INSTRUCTION:
Look through the records below, and copy out every line that holds the string "TRAMITACIÓN".

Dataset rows
(begin)

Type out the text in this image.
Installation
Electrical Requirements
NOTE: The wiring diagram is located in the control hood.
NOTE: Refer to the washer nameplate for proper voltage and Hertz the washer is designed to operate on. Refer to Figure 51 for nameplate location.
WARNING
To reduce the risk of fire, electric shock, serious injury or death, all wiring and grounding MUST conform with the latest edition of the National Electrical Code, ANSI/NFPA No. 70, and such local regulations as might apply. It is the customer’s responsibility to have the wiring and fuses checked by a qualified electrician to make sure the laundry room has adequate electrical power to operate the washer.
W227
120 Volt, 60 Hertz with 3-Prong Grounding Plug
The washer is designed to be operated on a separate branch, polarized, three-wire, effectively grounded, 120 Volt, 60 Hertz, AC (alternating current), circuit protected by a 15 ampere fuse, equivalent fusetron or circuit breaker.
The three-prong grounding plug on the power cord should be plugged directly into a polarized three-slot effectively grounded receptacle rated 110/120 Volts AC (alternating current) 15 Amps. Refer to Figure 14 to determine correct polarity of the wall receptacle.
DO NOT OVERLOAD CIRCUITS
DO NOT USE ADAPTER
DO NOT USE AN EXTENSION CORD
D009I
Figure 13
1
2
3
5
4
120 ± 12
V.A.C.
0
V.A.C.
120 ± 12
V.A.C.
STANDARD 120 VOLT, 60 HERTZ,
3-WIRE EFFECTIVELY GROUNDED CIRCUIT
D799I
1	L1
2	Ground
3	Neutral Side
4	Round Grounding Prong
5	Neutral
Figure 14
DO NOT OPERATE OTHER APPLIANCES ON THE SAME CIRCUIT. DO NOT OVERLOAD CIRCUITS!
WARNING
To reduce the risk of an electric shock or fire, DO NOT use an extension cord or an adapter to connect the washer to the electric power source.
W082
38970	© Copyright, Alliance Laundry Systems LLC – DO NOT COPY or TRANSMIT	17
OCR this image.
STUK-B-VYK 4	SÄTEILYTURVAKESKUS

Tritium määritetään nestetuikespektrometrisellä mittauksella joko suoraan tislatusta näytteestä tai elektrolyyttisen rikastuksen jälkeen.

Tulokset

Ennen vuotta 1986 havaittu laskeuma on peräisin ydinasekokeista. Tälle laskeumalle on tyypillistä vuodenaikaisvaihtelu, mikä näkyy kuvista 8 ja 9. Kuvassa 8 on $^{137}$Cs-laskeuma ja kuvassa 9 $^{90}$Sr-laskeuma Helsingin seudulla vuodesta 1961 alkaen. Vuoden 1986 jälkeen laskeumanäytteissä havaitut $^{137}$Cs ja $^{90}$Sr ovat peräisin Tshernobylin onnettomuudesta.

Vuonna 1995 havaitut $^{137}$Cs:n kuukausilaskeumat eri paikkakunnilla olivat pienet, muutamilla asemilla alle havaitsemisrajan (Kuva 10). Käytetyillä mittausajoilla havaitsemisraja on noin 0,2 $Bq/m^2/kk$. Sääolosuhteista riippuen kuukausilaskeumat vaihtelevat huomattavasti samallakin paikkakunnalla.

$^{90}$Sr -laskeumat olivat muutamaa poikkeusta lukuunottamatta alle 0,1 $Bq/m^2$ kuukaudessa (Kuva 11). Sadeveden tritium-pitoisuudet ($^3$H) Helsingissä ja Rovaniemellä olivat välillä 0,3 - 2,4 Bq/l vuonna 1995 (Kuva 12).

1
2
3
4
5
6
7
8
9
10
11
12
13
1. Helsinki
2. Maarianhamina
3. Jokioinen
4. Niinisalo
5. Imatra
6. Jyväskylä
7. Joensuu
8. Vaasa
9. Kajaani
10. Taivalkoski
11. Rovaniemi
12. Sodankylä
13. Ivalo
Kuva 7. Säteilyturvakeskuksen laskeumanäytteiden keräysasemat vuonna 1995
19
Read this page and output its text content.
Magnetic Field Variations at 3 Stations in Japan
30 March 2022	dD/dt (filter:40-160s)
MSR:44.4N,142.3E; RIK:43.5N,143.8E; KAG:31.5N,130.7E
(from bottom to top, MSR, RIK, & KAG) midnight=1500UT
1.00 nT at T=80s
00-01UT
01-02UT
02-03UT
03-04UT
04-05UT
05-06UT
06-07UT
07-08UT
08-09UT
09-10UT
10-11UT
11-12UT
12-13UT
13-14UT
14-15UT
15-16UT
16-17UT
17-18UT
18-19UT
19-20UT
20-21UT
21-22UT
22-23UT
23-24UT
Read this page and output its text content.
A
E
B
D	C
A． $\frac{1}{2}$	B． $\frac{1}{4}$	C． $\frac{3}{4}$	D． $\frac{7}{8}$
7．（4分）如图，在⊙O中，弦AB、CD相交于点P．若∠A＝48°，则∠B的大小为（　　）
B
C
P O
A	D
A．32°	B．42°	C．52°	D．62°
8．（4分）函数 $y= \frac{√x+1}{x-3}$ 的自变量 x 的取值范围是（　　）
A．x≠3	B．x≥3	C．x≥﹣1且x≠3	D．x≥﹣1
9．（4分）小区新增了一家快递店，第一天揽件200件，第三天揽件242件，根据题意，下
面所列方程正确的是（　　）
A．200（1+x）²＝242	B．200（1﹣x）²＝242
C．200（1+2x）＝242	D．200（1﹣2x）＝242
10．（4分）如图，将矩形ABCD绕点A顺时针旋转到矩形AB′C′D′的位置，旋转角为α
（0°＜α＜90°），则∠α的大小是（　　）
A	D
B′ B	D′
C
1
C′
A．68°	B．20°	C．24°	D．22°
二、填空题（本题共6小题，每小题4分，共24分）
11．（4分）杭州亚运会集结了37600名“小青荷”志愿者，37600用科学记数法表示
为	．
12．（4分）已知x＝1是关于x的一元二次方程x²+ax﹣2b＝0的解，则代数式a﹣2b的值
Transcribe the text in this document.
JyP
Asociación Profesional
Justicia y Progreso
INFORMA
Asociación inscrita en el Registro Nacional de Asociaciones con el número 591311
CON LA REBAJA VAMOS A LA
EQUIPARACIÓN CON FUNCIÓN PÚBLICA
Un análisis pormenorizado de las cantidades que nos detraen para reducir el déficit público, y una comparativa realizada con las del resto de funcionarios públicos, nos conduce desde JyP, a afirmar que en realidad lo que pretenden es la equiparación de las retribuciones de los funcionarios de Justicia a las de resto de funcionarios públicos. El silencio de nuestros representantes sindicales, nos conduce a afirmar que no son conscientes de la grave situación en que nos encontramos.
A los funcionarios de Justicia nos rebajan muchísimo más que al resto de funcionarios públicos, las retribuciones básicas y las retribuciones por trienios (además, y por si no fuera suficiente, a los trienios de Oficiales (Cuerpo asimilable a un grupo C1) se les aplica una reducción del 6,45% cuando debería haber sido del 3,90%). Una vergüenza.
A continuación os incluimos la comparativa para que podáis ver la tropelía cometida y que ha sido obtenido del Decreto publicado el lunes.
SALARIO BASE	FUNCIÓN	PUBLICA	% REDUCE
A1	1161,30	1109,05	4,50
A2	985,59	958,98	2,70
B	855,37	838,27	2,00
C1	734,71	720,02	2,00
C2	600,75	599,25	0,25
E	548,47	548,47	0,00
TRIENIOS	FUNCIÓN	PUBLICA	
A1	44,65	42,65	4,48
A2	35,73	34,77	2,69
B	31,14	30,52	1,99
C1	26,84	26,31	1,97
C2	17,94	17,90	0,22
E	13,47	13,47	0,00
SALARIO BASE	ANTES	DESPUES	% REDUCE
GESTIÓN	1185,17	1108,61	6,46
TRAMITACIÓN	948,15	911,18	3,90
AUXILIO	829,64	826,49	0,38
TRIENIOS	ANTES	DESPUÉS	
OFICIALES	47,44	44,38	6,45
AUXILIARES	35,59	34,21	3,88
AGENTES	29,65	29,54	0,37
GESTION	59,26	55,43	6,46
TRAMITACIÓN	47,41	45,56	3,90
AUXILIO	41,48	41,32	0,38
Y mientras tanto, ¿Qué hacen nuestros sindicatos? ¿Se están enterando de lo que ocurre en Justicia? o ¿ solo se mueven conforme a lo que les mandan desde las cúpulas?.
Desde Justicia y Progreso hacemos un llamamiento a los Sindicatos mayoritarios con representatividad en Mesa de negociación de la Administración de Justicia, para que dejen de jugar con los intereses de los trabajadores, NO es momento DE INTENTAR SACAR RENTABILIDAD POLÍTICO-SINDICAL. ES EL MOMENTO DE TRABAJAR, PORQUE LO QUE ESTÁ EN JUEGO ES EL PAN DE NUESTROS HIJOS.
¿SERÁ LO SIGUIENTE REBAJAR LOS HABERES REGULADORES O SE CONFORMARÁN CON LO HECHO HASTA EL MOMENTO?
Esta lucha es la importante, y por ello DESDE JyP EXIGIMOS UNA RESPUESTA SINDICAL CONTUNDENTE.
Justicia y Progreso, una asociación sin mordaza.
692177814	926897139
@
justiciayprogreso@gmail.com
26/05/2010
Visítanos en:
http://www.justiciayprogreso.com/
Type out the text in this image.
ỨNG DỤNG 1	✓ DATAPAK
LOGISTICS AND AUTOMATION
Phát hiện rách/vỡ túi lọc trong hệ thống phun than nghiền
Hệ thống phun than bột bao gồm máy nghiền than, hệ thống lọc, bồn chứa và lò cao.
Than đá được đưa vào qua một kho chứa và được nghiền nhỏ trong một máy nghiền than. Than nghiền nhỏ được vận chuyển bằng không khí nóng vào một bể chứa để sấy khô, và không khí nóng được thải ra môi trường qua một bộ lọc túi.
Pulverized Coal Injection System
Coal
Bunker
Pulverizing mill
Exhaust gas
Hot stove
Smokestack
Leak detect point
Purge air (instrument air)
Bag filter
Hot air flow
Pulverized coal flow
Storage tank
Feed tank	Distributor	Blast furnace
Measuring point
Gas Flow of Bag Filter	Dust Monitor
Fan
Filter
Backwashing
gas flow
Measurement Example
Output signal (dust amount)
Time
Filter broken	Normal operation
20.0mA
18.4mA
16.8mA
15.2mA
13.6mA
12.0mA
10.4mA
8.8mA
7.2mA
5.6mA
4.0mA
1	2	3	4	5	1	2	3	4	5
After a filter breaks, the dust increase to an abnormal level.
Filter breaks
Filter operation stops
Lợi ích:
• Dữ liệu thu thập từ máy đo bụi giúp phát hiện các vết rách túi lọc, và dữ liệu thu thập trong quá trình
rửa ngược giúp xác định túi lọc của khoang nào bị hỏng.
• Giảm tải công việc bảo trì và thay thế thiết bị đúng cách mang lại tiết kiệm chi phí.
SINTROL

(end)

TASK RESULT:
TRAMITACIÓN	948,15	911,18	3,90
TRAMITACIÓN	47,41	45,56	3,90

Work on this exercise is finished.